Task to complete:
Please transcribe everything from "The Department for" down to "the policy intent." in the pension transfer article below.

The Department for Work and Pensions (DWP) has announced plans to work with The Pensions Regulator (TPR) and industry on potential changes to improve the pension transfer experience in the UK, without undermining the policy intent.
As reported by our sister publication Pensions Age, the comments were made as part of the DWP’s review of the pension transfer regulations, which found that whilst the original policy intent remains appropriate, concerns over their application remain, particularly on incentives and overseas investments flags.
In particular, the DWP heard evidence that the incentives flag is incorrectly blocking transfers due to the different interpretation of the flag by some providers.
In addition to this, the review suggested that the overseas investment amber flag needs to be more clearly defined or removed, as respondents argued that the way it is structured can mean that an amber flag needs to be raised, even when schemes have no concerns.
These concerns were also reflected in the transfer data, as the review found that overseas investments included in the scheme was the most common amber flag, making up 57 per cent of amber flags.
Several individuals were also required to attend multiple safeguarding appointments, according to the review, even if they are consolidating because individual schemes are identifying flags.

Listed records:
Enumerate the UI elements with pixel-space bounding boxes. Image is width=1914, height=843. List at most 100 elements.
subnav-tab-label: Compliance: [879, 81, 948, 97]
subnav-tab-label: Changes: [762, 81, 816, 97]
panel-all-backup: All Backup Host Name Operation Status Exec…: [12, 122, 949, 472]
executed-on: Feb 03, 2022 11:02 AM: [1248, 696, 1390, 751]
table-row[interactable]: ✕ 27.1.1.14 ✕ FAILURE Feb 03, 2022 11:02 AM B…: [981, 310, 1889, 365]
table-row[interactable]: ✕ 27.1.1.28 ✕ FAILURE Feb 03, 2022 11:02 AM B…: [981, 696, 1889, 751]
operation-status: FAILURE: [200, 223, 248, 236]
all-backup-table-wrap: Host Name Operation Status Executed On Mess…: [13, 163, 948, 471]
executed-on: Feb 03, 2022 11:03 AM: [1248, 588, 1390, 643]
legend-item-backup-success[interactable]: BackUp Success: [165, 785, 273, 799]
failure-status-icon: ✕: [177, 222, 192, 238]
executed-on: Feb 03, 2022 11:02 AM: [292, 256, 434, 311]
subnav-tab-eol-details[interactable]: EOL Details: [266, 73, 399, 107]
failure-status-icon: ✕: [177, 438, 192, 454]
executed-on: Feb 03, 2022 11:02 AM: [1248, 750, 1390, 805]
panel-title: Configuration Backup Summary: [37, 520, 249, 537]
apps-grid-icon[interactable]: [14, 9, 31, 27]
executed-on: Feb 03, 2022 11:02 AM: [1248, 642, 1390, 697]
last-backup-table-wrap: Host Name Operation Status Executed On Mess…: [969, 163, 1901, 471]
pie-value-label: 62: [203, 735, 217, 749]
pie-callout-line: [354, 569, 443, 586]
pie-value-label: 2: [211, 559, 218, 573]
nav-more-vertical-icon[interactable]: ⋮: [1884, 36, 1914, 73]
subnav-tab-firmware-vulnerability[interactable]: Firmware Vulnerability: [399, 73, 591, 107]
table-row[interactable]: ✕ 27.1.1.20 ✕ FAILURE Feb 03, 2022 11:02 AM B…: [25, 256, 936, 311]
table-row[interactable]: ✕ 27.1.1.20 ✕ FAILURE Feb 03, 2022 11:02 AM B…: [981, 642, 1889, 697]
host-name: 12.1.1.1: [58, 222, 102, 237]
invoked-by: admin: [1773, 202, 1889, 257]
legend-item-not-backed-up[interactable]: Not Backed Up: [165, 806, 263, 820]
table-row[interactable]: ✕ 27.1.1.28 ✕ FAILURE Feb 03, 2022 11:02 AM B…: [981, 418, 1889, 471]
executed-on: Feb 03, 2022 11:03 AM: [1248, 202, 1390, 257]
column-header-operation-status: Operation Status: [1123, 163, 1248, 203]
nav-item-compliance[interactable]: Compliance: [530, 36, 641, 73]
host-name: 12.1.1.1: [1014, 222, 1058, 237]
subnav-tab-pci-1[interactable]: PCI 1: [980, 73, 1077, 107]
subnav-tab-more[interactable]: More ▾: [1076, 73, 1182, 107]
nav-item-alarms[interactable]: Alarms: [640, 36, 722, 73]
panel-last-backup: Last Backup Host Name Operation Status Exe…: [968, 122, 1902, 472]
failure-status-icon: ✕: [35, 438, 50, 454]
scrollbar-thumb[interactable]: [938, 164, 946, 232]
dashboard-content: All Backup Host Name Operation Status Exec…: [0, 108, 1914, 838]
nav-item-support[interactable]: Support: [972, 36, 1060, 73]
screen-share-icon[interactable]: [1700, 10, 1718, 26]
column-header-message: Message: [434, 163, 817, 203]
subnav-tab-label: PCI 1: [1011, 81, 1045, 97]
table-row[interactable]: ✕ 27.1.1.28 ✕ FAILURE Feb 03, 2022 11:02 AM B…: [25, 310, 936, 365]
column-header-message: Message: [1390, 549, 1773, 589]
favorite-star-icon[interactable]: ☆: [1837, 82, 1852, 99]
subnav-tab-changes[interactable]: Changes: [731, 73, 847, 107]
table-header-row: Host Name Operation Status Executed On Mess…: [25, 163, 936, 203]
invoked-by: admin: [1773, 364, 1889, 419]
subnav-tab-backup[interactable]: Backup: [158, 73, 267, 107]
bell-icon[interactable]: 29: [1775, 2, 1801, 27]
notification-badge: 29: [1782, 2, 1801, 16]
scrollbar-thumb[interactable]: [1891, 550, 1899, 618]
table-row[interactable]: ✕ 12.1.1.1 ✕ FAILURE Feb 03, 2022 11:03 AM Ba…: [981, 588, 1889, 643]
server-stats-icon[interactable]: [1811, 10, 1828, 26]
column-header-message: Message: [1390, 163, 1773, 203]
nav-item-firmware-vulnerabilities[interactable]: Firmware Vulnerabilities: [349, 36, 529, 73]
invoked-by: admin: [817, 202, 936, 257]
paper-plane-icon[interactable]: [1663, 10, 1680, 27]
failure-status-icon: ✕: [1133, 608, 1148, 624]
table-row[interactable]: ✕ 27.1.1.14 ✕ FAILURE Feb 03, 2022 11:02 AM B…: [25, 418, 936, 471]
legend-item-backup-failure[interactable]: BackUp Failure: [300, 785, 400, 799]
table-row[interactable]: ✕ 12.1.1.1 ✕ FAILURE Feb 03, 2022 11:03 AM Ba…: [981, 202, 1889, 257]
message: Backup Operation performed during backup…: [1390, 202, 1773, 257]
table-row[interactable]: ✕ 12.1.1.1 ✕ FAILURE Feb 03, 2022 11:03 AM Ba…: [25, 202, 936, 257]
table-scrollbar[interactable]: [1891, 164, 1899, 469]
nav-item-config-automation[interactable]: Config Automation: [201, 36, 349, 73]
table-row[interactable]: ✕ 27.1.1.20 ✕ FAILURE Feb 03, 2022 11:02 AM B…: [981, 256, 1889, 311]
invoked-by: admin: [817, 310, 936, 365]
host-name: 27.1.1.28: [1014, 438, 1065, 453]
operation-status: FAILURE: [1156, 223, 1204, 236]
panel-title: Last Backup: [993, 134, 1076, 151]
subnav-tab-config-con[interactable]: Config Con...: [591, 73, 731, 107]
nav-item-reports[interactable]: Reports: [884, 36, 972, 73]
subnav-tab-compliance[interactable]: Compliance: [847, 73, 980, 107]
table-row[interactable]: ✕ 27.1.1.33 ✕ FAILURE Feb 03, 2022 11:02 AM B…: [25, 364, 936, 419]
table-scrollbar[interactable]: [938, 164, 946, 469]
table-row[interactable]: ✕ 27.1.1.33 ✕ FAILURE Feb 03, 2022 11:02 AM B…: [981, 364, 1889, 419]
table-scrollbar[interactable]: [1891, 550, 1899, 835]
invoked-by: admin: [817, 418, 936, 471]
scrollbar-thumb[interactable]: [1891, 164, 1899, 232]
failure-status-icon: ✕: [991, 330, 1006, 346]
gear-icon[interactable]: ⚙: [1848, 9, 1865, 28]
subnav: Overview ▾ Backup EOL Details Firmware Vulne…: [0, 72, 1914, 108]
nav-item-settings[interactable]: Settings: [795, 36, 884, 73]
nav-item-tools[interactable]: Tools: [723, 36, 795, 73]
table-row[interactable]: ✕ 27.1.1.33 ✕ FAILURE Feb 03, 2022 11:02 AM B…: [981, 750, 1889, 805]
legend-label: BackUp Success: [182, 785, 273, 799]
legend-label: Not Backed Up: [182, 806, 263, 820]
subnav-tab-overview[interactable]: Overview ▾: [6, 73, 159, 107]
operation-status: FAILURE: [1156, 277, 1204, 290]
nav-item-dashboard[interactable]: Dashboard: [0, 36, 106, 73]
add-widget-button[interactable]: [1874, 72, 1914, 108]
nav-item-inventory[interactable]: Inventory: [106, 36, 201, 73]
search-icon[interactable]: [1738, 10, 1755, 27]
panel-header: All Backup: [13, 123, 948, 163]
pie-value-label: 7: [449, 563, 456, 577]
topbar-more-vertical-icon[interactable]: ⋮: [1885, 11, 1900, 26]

Output below:
The Department for Work and Pensions (DWP) has announced plans to work with The Pensions Regulator (TPR) and industry on potential changes to improve the pension transfer experience in the UK, without undermining the policy intent.